**DIRECTIONS FOR THIS TASK:** Scan the records for the word "JSON". Copy each line that includes it.

**DATA PROVIDED:**
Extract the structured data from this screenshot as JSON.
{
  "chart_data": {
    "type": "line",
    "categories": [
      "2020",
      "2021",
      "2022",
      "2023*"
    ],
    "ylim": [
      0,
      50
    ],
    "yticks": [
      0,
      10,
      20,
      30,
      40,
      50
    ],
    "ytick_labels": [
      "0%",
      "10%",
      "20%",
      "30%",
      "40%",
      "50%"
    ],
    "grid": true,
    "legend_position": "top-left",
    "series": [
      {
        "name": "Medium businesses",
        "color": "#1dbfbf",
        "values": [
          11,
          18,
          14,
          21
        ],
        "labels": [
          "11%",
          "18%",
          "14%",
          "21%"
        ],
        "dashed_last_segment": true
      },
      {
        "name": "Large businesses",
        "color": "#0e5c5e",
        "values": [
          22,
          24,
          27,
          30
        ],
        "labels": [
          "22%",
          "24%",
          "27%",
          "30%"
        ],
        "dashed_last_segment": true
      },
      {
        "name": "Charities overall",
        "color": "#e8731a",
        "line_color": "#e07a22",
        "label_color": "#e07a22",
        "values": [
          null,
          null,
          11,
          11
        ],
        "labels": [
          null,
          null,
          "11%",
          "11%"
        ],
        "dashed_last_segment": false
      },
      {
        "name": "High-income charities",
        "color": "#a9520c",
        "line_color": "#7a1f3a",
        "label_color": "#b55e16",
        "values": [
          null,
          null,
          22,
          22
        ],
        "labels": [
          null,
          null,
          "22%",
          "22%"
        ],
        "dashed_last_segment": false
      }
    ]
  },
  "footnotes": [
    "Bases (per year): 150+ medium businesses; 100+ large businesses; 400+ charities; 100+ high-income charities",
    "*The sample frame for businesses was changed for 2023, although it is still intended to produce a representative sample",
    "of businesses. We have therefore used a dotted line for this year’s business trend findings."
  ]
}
...
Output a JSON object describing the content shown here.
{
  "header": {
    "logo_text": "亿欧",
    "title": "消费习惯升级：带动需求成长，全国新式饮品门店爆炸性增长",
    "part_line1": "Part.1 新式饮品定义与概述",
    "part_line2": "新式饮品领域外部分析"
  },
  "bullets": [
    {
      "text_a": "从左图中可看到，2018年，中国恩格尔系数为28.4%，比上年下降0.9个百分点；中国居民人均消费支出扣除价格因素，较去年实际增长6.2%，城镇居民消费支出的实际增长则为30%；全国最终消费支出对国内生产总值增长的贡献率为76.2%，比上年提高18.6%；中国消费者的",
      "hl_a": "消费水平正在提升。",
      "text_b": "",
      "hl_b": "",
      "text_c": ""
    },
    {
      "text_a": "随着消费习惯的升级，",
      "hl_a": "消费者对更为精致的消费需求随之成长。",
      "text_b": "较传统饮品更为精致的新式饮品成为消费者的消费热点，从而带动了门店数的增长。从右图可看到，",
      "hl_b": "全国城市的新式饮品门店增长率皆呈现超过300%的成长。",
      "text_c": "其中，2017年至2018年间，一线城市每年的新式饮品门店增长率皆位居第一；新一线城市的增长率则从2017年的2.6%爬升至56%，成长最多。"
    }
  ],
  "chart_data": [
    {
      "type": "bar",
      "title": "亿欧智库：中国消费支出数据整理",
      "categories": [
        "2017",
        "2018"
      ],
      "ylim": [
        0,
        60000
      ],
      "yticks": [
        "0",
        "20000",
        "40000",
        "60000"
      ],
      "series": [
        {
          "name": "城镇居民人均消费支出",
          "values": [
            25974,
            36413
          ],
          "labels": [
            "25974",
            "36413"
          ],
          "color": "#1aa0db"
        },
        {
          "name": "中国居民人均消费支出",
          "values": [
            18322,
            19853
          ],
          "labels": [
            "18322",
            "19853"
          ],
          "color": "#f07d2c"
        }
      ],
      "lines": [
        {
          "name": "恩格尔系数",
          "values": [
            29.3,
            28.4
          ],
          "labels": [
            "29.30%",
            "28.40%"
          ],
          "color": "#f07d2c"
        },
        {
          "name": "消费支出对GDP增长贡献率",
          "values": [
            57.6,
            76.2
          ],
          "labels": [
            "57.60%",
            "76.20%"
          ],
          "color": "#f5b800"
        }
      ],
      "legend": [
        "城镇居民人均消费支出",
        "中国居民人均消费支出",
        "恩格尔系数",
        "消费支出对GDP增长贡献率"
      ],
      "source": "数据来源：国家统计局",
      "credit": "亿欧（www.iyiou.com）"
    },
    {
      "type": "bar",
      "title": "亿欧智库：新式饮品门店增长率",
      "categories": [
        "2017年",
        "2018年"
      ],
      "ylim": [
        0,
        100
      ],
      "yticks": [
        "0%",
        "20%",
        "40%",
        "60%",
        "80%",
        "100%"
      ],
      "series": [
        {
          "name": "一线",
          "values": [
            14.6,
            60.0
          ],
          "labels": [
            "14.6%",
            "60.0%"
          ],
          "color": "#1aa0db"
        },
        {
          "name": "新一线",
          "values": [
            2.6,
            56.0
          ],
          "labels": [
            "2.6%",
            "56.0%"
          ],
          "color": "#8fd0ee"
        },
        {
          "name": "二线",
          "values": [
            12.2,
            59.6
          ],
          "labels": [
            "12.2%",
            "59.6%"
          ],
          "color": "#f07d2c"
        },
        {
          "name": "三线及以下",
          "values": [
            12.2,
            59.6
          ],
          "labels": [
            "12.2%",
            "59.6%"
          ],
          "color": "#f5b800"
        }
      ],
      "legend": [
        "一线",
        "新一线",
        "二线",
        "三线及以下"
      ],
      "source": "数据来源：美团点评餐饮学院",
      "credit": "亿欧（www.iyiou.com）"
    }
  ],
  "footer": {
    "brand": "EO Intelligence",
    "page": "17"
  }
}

**TASK RESULT:**
Extract the structured data from this screenshot as JSON.
Output a JSON object describing the content shown here.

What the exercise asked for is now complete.